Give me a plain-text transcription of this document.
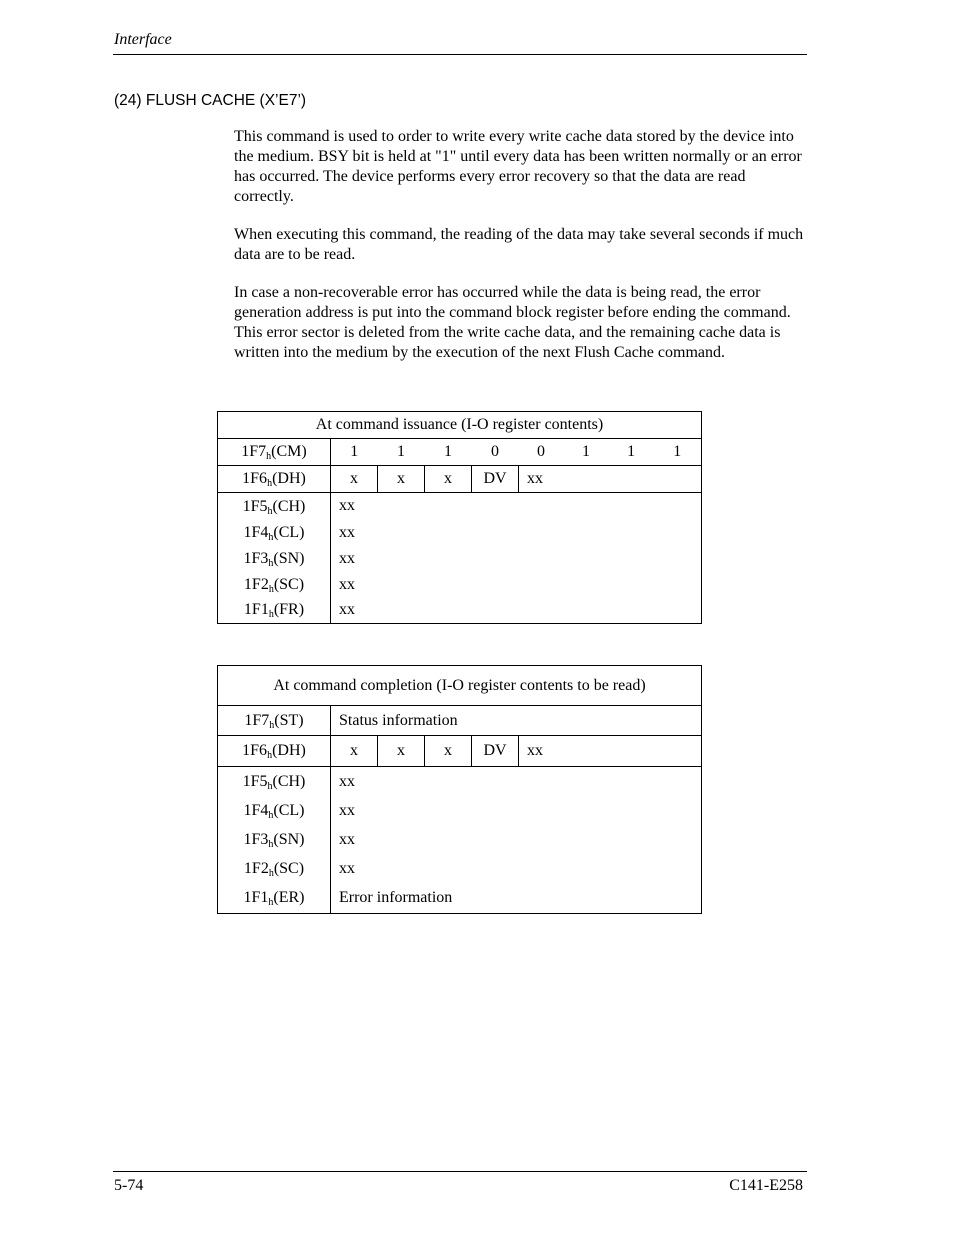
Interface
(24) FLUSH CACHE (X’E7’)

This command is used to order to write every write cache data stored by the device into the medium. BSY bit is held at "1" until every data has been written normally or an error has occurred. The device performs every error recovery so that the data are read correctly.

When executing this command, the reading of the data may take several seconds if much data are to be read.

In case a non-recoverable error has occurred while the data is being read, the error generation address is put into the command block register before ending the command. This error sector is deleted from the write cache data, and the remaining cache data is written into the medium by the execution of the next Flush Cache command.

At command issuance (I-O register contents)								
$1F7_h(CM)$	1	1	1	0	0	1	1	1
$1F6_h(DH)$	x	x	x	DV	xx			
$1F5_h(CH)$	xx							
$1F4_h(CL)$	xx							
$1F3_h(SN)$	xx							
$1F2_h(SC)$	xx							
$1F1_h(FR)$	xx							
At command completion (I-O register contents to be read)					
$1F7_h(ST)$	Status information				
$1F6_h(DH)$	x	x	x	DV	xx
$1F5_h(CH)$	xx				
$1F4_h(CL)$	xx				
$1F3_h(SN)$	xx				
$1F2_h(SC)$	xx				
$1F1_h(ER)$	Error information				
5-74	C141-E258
..........
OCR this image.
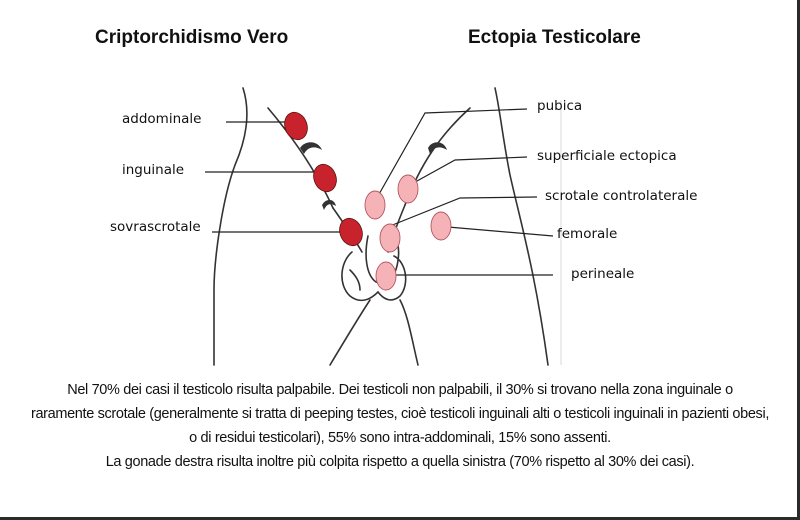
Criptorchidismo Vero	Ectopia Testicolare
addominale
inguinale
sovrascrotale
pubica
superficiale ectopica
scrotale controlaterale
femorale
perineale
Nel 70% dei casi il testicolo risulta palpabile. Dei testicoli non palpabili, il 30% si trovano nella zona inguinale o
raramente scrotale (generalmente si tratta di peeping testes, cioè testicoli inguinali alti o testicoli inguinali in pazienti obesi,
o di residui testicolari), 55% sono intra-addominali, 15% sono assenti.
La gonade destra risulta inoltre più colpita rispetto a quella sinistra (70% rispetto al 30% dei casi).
..........
[PROBLEM TO SOLVE] Search the data above for the string "risulta" and copy each line that has it.

[EXPECTED ANSWER]
Nel 70% dei casi il testicolo risulta palpabile. Dei testicoli non palpabili, il 30% si trovano nella zona inguinale o
La gonade destra risulta inoltre più colpita rispetto a quella sinistra (70% rispetto al 30% dei casi).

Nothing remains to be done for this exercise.